▸ **The request**: Quote every line below exactly and skip any picture.

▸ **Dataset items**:

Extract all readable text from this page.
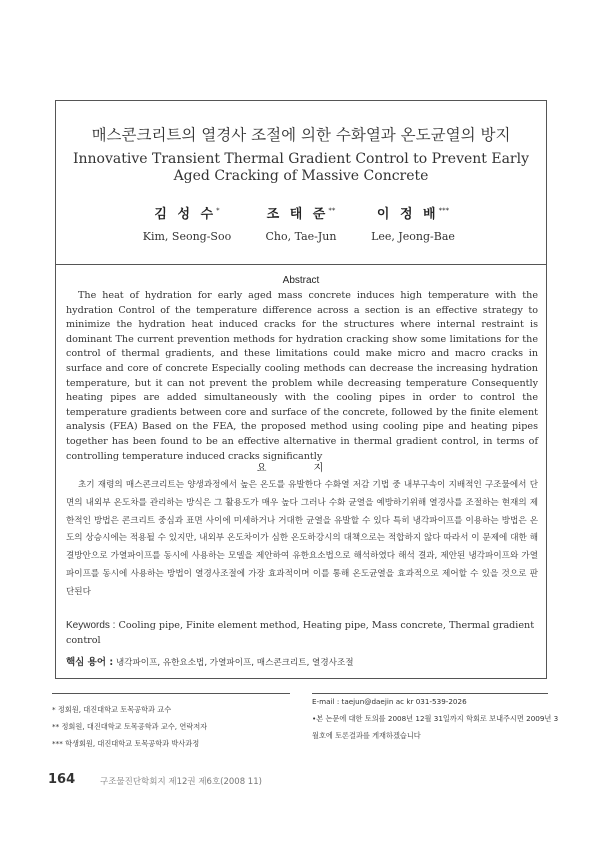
매스콘크리트의 열경사 조절에 의한 수화열과 온도균열의 방지
Innovative Transient Thermal Gradient Control to Prevent Early
Aged Cracking of Massive Concrete
김 성 수*
Kim, Seong-Soo
조 태 준**
Cho, Tae-Jun
이 정 배***
Lee, Jeong-Bae
Abstract
The heat of hydration for early aged mass concrete induces high temperature with the hydration Control of the temperature difference across a section is an effective strategy to minimize the hydration heat induced cracks for the structures where internal restraint is dominant The current prevention methods for hydration cracking show some limitations for the control of thermal gradients, and these limitations could make micro and macro cracks in surface and core of concrete Especially cooling methods can decrease the increasing hydration temperature, but it can not prevent the problem while decreasing temperature Consequently heating pipes are added simultaneously with the cooling pipes in order to control the temperature gradients between core and surface of the concrete, followed by the finite element analysis (FEA) Based on the FEA, the proposed method using cooling pipe and heating pipes together has been found to be an effective alternative in thermal gradient control, in terms of controlling temperature induced cracks significantly
요 지
초기 재령의 매스콘크리트는 양생과정에서 높은 온도를 유발한다 수화열 저감 기법 중 내부구속이 지배적인 구조물에서 단면의 내외부 온도차를 관리하는 방식은 그 활용도가 매우 높다 그러나 수화 균열을 예방하기위해 열경사를 조절하는 현재의 제한적인 방법은 콘크리트 중심과 표면 사이에 미세하거나 거대한 균열을 유발할 수 있다 특히 냉각파이프를 이용하는 방법은 온도의 상승시에는 적용될 수 있지만, 내외부 온도차이가 심한 온도하강시의 대책으로는 적합하지 않다 따라서 이 문제에 대한 해결방안으로 가열파이프를 동시에 사용하는 모델을 제안하여 유한요소법으로 해석하였다 해석 결과, 제안된 냉각파이프와 가열파이프를 동시에 사용하는 방법이 열경사조절에 가장 효과적이며 이를 통해 온도균열을 효과적으로 제어할 수 있을 것으로 판단된다
Keywords : Cooling pipe, Finite element method, Heating pipe, Mass concrete, Thermal gradient control
핵심 용어 : 냉각파이프, 유한요소법, 가열파이프, 매스콘크리트, 열경사조절
* 정회원, 대진대학교 토목공학과 교수
** 정회원, 대진대학교 토목공학과 교수, 연락저자
*** 학생회원, 대진대학교 토목공학과 박사과정
E-mail : taejun@daejin ac kr 031-539-2026
•본 논문에 대한 토의를 2008년 12월 31일까지 학회로 보내주시면 2009년 3월호에 토론결과를 게재하겠습니다
164	구조물진단학회지 제12권 제6호(2008 11)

▸ **Solution for this problem**:
Extract all readable text from this page.
매스콘크리트의 열경사 조절에 의한 수화열과 온도균열의 방지
Innovative Transient Thermal Gradient Control to Prevent Early
Aged Cracking of Massive Concrete
김 성 수*
Kim, Seong-Soo
조 태 준**
Cho, Tae-Jun
이 정 배***
Lee, Jeong-Bae
Abstract
The heat of hydration for early aged mass concrete induces high temperature with the hydration Control of the temperature difference across a section is an effective strategy to minimize the hydration heat induced cracks for the structures where internal restraint is dominant The current prevention methods for hydration cracking show some limitations for the control of thermal gradients, and these limitations could make micro and macro cracks in surface and core of concrete Especially cooling methods can decrease the increasing hydration temperature, but it can not prevent the problem while decreasing temperature Consequently heating pipes are added simultaneously with the cooling pipes in order to control the temperature gradients between core and surface of the concrete, followed by the finite element analysis (FEA) Based on the FEA, the proposed method using cooling pipe and heating pipes together has been found to be an effective alternative in thermal gradient control, in terms of controlling temperature induced cracks significantly
요 지
초기 재령의 매스콘크리트는 양생과정에서 높은 온도를 유발한다 수화열 저감 기법 중 내부구속이 지배적인 구조물에서 단면의 내외부 온도차를 관리하는 방식은 그 활용도가 매우 높다 그러나 수화 균열을 예방하기위해 열경사를 조절하는 현재의 제한적인 방법은 콘크리트 중심과 표면 사이에 미세하거나 거대한 균열을 유발할 수 있다 특히 냉각파이프를 이용하는 방법은 온도의 상승시에는 적용될 수 있지만, 내외부 온도차이가 심한 온도하강시의 대책으로는 적합하지 않다 따라서 이 문제에 대한 해결방안으로 가열파이프를 동시에 사용하는 모델을 제안하여 유한요소법으로 해석하였다 해석 결과, 제안된 냉각파이프와 가열파이프를 동시에 사용하는 방법이 열경사조절에 가장 효과적이며 이를 통해 온도균열을 효과적으로 제어할 수 있을 것으로 판단된다
Keywords : Cooling pipe, Finite element method, Heating pipe, Mass concrete, Thermal gradient control
핵심 용어 : 냉각파이프, 유한요소법, 가열파이프, 매스콘크리트, 열경사조절
* 정회원, 대진대학교 토목공학과 교수
** 정회원, 대진대학교 토목공학과 교수, 연락저자
*** 학생회원, 대진대학교 토목공학과 박사과정
E-mail : taejun@daejin ac kr 031-539-2026
•본 논문에 대한 토의를 2008년 12월 31일까지 학회로 보내주시면 2009년 3월호에 토론결과를 게재하겠습니다
164	구조물진단학회지 제12권 제6호(2008 11)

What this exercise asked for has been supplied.